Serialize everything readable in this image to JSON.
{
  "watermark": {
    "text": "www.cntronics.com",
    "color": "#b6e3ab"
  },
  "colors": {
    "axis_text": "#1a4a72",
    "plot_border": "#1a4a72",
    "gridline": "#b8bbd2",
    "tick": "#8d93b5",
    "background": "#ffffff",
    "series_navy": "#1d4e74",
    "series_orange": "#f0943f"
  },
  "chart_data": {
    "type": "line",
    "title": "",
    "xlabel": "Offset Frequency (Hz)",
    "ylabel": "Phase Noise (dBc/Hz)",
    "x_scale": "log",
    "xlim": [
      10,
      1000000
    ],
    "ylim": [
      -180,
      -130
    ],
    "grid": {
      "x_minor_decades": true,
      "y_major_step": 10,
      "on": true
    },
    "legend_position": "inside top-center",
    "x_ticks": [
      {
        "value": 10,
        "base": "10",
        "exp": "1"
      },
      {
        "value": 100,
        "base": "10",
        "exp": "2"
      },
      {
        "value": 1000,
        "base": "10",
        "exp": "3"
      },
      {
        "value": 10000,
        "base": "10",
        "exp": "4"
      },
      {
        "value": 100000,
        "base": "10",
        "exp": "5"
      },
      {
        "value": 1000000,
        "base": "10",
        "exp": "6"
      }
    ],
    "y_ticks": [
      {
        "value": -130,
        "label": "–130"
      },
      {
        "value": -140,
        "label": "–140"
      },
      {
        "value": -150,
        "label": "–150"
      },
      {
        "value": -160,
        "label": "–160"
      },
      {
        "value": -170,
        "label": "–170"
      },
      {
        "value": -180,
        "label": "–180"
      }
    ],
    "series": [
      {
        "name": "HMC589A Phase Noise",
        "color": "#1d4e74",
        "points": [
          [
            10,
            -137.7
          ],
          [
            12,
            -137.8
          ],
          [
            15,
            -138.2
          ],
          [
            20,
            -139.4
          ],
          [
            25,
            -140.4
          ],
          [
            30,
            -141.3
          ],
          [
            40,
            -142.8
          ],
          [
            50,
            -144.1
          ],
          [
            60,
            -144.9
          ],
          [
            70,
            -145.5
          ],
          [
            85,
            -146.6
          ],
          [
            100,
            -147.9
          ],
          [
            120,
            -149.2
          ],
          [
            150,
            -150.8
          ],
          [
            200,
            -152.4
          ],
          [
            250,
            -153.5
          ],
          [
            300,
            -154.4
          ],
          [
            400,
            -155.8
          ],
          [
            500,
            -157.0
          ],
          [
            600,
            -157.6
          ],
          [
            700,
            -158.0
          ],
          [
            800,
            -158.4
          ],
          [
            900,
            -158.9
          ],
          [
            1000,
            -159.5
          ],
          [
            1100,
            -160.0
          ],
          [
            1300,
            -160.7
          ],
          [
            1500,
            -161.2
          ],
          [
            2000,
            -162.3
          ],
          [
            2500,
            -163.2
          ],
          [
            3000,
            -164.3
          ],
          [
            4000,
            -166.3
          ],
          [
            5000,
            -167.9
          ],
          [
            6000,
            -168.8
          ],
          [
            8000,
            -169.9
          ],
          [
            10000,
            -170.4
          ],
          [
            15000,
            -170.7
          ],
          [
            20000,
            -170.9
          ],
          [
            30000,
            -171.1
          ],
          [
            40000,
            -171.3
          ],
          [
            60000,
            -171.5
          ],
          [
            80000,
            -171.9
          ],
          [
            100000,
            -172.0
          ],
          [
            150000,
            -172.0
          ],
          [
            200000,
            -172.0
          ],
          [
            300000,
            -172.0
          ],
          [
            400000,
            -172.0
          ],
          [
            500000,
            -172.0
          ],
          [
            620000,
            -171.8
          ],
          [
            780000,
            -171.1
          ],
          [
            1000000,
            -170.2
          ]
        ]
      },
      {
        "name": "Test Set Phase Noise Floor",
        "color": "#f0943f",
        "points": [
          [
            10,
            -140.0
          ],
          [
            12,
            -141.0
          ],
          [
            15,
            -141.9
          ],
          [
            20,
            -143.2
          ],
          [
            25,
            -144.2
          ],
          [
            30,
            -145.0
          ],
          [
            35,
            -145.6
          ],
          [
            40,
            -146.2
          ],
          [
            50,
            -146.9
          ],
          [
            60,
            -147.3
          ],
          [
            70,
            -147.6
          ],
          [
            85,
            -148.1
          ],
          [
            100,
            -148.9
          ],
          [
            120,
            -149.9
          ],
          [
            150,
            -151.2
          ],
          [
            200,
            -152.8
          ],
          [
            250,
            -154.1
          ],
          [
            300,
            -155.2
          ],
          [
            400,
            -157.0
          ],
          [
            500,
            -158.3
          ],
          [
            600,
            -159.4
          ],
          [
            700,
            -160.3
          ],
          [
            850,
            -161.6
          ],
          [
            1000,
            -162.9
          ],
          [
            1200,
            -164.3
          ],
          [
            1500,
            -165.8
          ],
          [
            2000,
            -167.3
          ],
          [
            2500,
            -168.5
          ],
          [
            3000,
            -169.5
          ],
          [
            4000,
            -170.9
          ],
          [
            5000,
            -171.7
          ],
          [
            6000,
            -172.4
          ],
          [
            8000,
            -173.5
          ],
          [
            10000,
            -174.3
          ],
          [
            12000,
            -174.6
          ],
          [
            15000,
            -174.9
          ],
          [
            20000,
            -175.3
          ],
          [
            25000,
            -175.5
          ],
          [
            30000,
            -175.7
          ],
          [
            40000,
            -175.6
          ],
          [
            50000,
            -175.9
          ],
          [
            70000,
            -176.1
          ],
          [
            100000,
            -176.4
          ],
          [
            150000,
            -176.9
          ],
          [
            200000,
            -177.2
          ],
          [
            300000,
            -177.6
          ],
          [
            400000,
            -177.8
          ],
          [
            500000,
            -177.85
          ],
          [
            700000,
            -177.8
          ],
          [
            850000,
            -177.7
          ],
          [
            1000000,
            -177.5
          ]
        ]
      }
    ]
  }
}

○ ○ ○ ○ ○ ○ ○

CHALLENGE => What is the number of lines in the data above that include the word "name"? Answer with that number only.

CORRECT RESPONSE => 2